#### DESCRIPTION OF THE TASK:
Reproduce every line of the material below word for word, leaving out the pictures.

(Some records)
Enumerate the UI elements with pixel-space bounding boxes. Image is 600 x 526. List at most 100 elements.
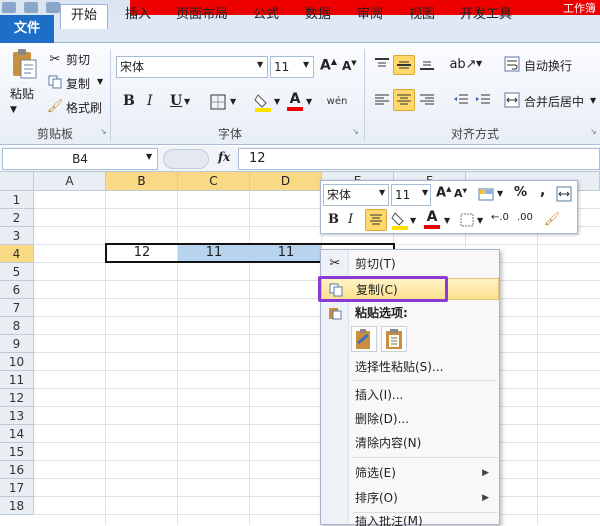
tab-data[interactable]: 数据	[298, 4, 338, 28]
align-center-icon[interactable]	[393, 89, 415, 111]
formula-input[interactable]: 12	[238, 148, 600, 170]
redo-icon[interactable]	[45, 2, 60, 13]
underline-button[interactable]: U	[170, 93, 182, 109]
wrap-text-button[interactable]: 自动换行	[524, 57, 572, 74]
align-bottom-icon[interactable]	[418, 55, 436, 73]
font-size-dropdown-icon[interactable]: ▼	[303, 60, 309, 69]
menu-item-filter[interactable]: 筛选(E) ▶	[321, 462, 499, 484]
menu-item-cut[interactable]: ✂ 剪切(T)	[321, 253, 499, 275]
border-dropdown-icon[interactable]: ▼	[230, 97, 236, 106]
row-header[interactable]: 13	[0, 407, 34, 425]
tab-insert[interactable]: 插入	[118, 4, 158, 28]
mini-border-icon[interactable]	[459, 212, 475, 228]
formula-bar-splitter[interactable]	[163, 149, 209, 169]
undo-icon[interactable]	[23, 2, 38, 13]
row-header[interactable]: 12	[0, 389, 34, 407]
mini-decrease-decimal-icon[interactable]: .00	[517, 212, 533, 223]
font-color-dropdown-icon[interactable]: ▼	[306, 97, 312, 106]
menu-item-insert[interactable]: 插入(I)...	[321, 384, 499, 406]
align-right-icon[interactable]	[418, 91, 436, 109]
border-icon[interactable]	[210, 94, 226, 110]
mini-percent-button[interactable]: %	[514, 185, 527, 200]
insert-function-icon[interactable]: fx	[218, 150, 230, 164]
align-top-icon[interactable]	[373, 55, 391, 73]
menu-item-clear-contents[interactable]: 清除内容(N)	[321, 432, 499, 454]
mini-grow-font-icon[interactable]: A▲	[436, 185, 451, 200]
tab-review[interactable]: 审阅	[350, 4, 390, 28]
mini-border-dropdown-icon[interactable]: ▼	[477, 216, 483, 225]
alignment-launcher-icon[interactable]: ↘	[590, 127, 597, 136]
orientation-icon[interactable]: ab↗	[449, 55, 476, 73]
mini-align-center-icon[interactable]	[365, 209, 387, 231]
menu-item-delete[interactable]: 删除(D)...	[321, 408, 499, 430]
font-name-dropdown-icon[interactable]: ▼	[257, 60, 263, 69]
row-header[interactable]: 2	[0, 209, 34, 227]
paste-dropdown-icon[interactable]: ▼	[10, 105, 17, 115]
underline-dropdown-icon[interactable]: ▼	[184, 97, 190, 106]
menu-item-paste-special[interactable]: 选择性粘贴(S)...	[321, 356, 499, 378]
paste-icon[interactable]	[8, 47, 40, 81]
cell-c4[interactable]: 11	[178, 244, 250, 262]
cell-d4[interactable]: 11	[250, 244, 322, 262]
row-header[interactable]: 6	[0, 281, 34, 299]
row-header[interactable]: 4	[0, 245, 34, 263]
copy-button[interactable]: 复制	[66, 75, 90, 92]
mini-font-size-dropdown-icon[interactable]: ▼	[422, 188, 428, 197]
row-header[interactable]: 1	[0, 191, 34, 209]
align-middle-icon[interactable]	[393, 55, 415, 75]
mini-increase-decimal-icon[interactable]: ←.0	[491, 212, 509, 223]
row-header[interactable]: 3	[0, 227, 34, 245]
mini-fill-color-icon[interactable]	[391, 210, 409, 230]
phonetic-icon[interactable]: wén	[326, 91, 348, 111]
menu-item-sort[interactable]: 排序(O) ▶	[321, 487, 499, 509]
row-header[interactable]: 14	[0, 425, 34, 443]
mini-bold-button[interactable]: B	[328, 212, 339, 227]
fill-color-icon[interactable]	[254, 92, 272, 112]
format-painter-button[interactable]: 格式刷	[66, 99, 102, 116]
mini-comma-button[interactable]: ,	[540, 183, 545, 199]
mini-format-painter-icon[interactable]: 🖌	[543, 210, 561, 228]
font-name-box[interactable]: 宋体	[116, 56, 268, 78]
decrease-indent-icon[interactable]	[452, 91, 470, 109]
increase-indent-icon[interactable]	[474, 91, 492, 109]
paste-button[interactable]: 粘贴	[10, 85, 34, 102]
mini-italic-button[interactable]: I	[348, 212, 353, 227]
tab-home[interactable]: 开始	[60, 4, 108, 29]
row-header[interactable]: 17	[0, 479, 34, 497]
row-header[interactable]: 11	[0, 371, 34, 389]
cut-button[interactable]: 剪切	[66, 51, 90, 68]
save-icon[interactable]	[2, 2, 16, 13]
mini-cell-style-dropdown-icon[interactable]: ▼	[497, 189, 503, 198]
shrink-font-icon[interactable]: A▼	[342, 59, 357, 73]
copy-dropdown-icon[interactable]: ▼	[97, 77, 103, 86]
row-header[interactable]: 16	[0, 461, 34, 479]
row-header[interactable]: 10	[0, 353, 34, 371]
mini-font-color-icon[interactable]: A	[423, 208, 441, 230]
clipboard-launcher-icon[interactable]: ↘	[100, 127, 107, 136]
orientation-dropdown-icon[interactable]: ▼	[476, 59, 482, 68]
grow-font-icon[interactable]: A▲	[320, 57, 337, 74]
row-header[interactable]: 8	[0, 317, 34, 335]
select-all-corner[interactable]	[0, 172, 34, 191]
paste-option-paste-icon[interactable]	[351, 326, 377, 352]
mini-font-color-dropdown-icon[interactable]: ▼	[444, 216, 450, 225]
row-header[interactable]: 9	[0, 335, 34, 353]
row-header[interactable]: 15	[0, 443, 34, 461]
italic-button[interactable]: I	[147, 93, 153, 109]
tab-page-layout[interactable]: 页面布局	[170, 4, 234, 28]
row-header[interactable]: 18	[0, 497, 34, 515]
fill-color-dropdown-icon[interactable]: ▼	[274, 97, 280, 106]
mini-fill-dropdown-icon[interactable]: ▼	[410, 216, 416, 225]
name-box[interactable]: B4	[2, 148, 158, 170]
tab-file[interactable]: 文件	[0, 15, 54, 43]
row-header[interactable]: 7	[0, 299, 34, 317]
tab-formulas[interactable]: 公式	[246, 4, 286, 28]
name-box-dropdown-icon[interactable]: ▼	[146, 152, 152, 161]
paste-option-values-icon[interactable]	[381, 326, 407, 352]
column-header-c[interactable]: C	[178, 172, 250, 191]
merge-dropdown-icon[interactable]: ▼	[590, 96, 596, 105]
font-color-icon[interactable]: A	[286, 90, 304, 112]
font-launcher-icon[interactable]: ↘	[352, 127, 359, 136]
column-header-d[interactable]: D	[250, 172, 322, 191]
tab-view[interactable]: 视图	[402, 4, 442, 28]
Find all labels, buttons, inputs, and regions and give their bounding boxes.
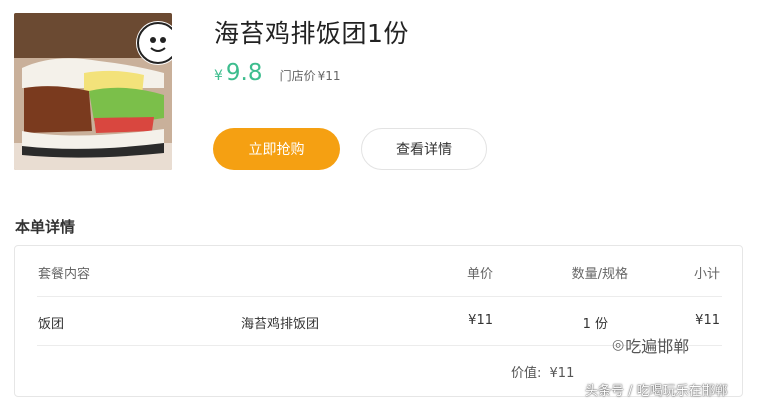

#### RESPONSE:
Enumerate the UI elements with pixel-space bounding boxes. Image is 600 x 526. List at most 100 elements.
tab-data[interactable]: 数据	[298, 4, 338, 28]
align-center-icon[interactable]	[393, 89, 415, 111]
formula-input[interactable]: 12	[238, 148, 600, 170]
redo-icon[interactable]	[45, 2, 60, 13]
underline-button[interactable]: U	[170, 93, 182, 109]
wrap-text-button[interactable]: 自动换行	[524, 57, 572, 74]
align-bottom-icon[interactable]	[418, 55, 436, 73]
font-size-dropdown-icon[interactable]: ▼	[303, 60, 309, 69]
menu-item-filter[interactable]: 筛选(E) ▶	[321, 462, 499, 484]
menu-item-cut[interactable]: ✂ 剪切(T)	[321, 253, 499, 275]
border-dropdown-icon[interactable]: ▼	[230, 97, 236, 106]
row-header[interactable]: 13	[0, 407, 34, 425]
tab-insert[interactable]: 插入	[118, 4, 158, 28]
mini-border-icon[interactable]	[459, 212, 475, 228]
formula-bar-splitter[interactable]	[163, 149, 209, 169]
undo-icon[interactable]	[23, 2, 38, 13]
row-header[interactable]: 12	[0, 389, 34, 407]
mini-decrease-decimal-icon[interactable]: .00	[517, 212, 533, 223]
font-color-dropdown-icon[interactable]: ▼	[306, 97, 312, 106]
menu-item-insert[interactable]: 插入(I)...	[321, 384, 499, 406]
align-right-icon[interactable]	[418, 91, 436, 109]
border-icon[interactable]	[210, 94, 226, 110]
mini-percent-button[interactable]: %	[514, 185, 527, 200]
insert-function-icon[interactable]: fx	[218, 150, 230, 164]
align-top-icon[interactable]	[373, 55, 391, 73]
menu-item-clear-contents[interactable]: 清除内容(N)	[321, 432, 499, 454]
mini-grow-font-icon[interactable]: A▲	[436, 185, 451, 200]
tab-review[interactable]: 审阅	[350, 4, 390, 28]
mini-border-dropdown-icon[interactable]: ▼	[477, 216, 483, 225]
alignment-launcher-icon[interactable]: ↘	[590, 127, 597, 136]
orientation-icon[interactable]: ab↗	[449, 55, 476, 73]
mini-align-center-icon[interactable]	[365, 209, 387, 231]
menu-item-delete[interactable]: 删除(D)...	[321, 408, 499, 430]
font-name-dropdown-icon[interactable]: ▼	[257, 60, 263, 69]
row-header[interactable]: 2	[0, 209, 34, 227]
paste-dropdown-icon[interactable]: ▼	[10, 105, 17, 115]
underline-dropdown-icon[interactable]: ▼	[184, 97, 190, 106]
menu-item-paste-special[interactable]: 选择性粘贴(S)...	[321, 356, 499, 378]
paste-icon[interactable]	[8, 47, 40, 81]
cell-c4[interactable]: 11	[178, 244, 250, 262]
cell-d4[interactable]: 11	[250, 244, 322, 262]
row-header[interactable]: 6	[0, 281, 34, 299]
row-header[interactable]: 4	[0, 245, 34, 263]
copy-button[interactable]: 复制	[66, 75, 90, 92]
mini-font-size-dropdown-icon[interactable]: ▼	[422, 188, 428, 197]
row-header[interactable]: 1	[0, 191, 34, 209]
align-middle-icon[interactable]	[393, 55, 415, 75]
mini-increase-decimal-icon[interactable]: ←.0	[491, 212, 509, 223]
row-header[interactable]: 3	[0, 227, 34, 245]
mini-fill-color-icon[interactable]	[391, 210, 409, 230]
phonetic-icon[interactable]: wén	[326, 91, 348, 111]
menu-item-sort[interactable]: 排序(O) ▶	[321, 487, 499, 509]
row-header[interactable]: 14	[0, 425, 34, 443]
mini-bold-button[interactable]: B	[328, 212, 339, 227]
fill-color-icon[interactable]	[254, 92, 272, 112]
format-painter-button[interactable]: 格式刷	[66, 99, 102, 116]
mini-comma-button[interactable]: ,	[540, 183, 545, 199]
mini-format-painter-icon[interactable]: 🖌	[543, 210, 561, 228]
font-name-box[interactable]: 宋体	[116, 56, 268, 78]
decrease-indent-icon[interactable]	[452, 91, 470, 109]
increase-indent-icon[interactable]	[474, 91, 492, 109]
paste-button[interactable]: 粘贴	[10, 85, 34, 102]
mini-italic-button[interactable]: I	[348, 212, 353, 227]
tab-home[interactable]: 开始	[60, 4, 108, 29]
row-header[interactable]: 17	[0, 479, 34, 497]
row-header[interactable]: 11	[0, 371, 34, 389]
cut-button[interactable]: 剪切	[66, 51, 90, 68]
save-icon[interactable]	[2, 2, 16, 13]
mini-cell-style-dropdown-icon[interactable]: ▼	[497, 189, 503, 198]
shrink-font-icon[interactable]: A▼	[342, 59, 357, 73]
copy-dropdown-icon[interactable]: ▼	[97, 77, 103, 86]
row-header[interactable]: 16	[0, 461, 34, 479]
row-header[interactable]: 10	[0, 353, 34, 371]
mini-font-color-icon[interactable]: A	[423, 208, 441, 230]
clipboard-launcher-icon[interactable]: ↘	[100, 127, 107, 136]
orientation-dropdown-icon[interactable]: ▼	[476, 59, 482, 68]
grow-font-icon[interactable]: A▲	[320, 57, 337, 74]
row-header[interactable]: 8	[0, 317, 34, 335]
select-all-corner[interactable]	[0, 172, 34, 191]
paste-option-paste-icon[interactable]	[351, 326, 377, 352]
mini-font-color-dropdown-icon[interactable]: ▼	[444, 216, 450, 225]
row-header[interactable]: 9	[0, 335, 34, 353]
row-header[interactable]: 15	[0, 443, 34, 461]
italic-button[interactable]: I	[147, 93, 153, 109]
tab-page-layout[interactable]: 页面布局	[170, 4, 234, 28]
row-header[interactable]: 18	[0, 497, 34, 515]
fill-color-dropdown-icon[interactable]: ▼	[274, 97, 280, 106]
mini-fill-dropdown-icon[interactable]: ▼	[410, 216, 416, 225]
name-box[interactable]: B4	[2, 148, 158, 170]
tab-file[interactable]: 文件	[0, 15, 54, 43]
row-header[interactable]: 7	[0, 299, 34, 317]
tab-formulas[interactable]: 公式	[246, 4, 286, 28]
name-box-dropdown-icon[interactable]: ▼	[146, 152, 152, 161]
paste-option-values-icon[interactable]	[381, 326, 407, 352]
column-header-c[interactable]: C	[178, 172, 250, 191]
merge-dropdown-icon[interactable]: ▼	[590, 96, 596, 105]
font-color-icon[interactable]: A	[286, 90, 304, 112]
font-launcher-icon[interactable]: ↘	[352, 127, 359, 136]
column-header-d[interactable]: D	[250, 172, 322, 191]
tab-view[interactable]: 视图	[402, 4, 442, 28]
Find all labels, buttons, inputs, and regions and give their bounding boxes.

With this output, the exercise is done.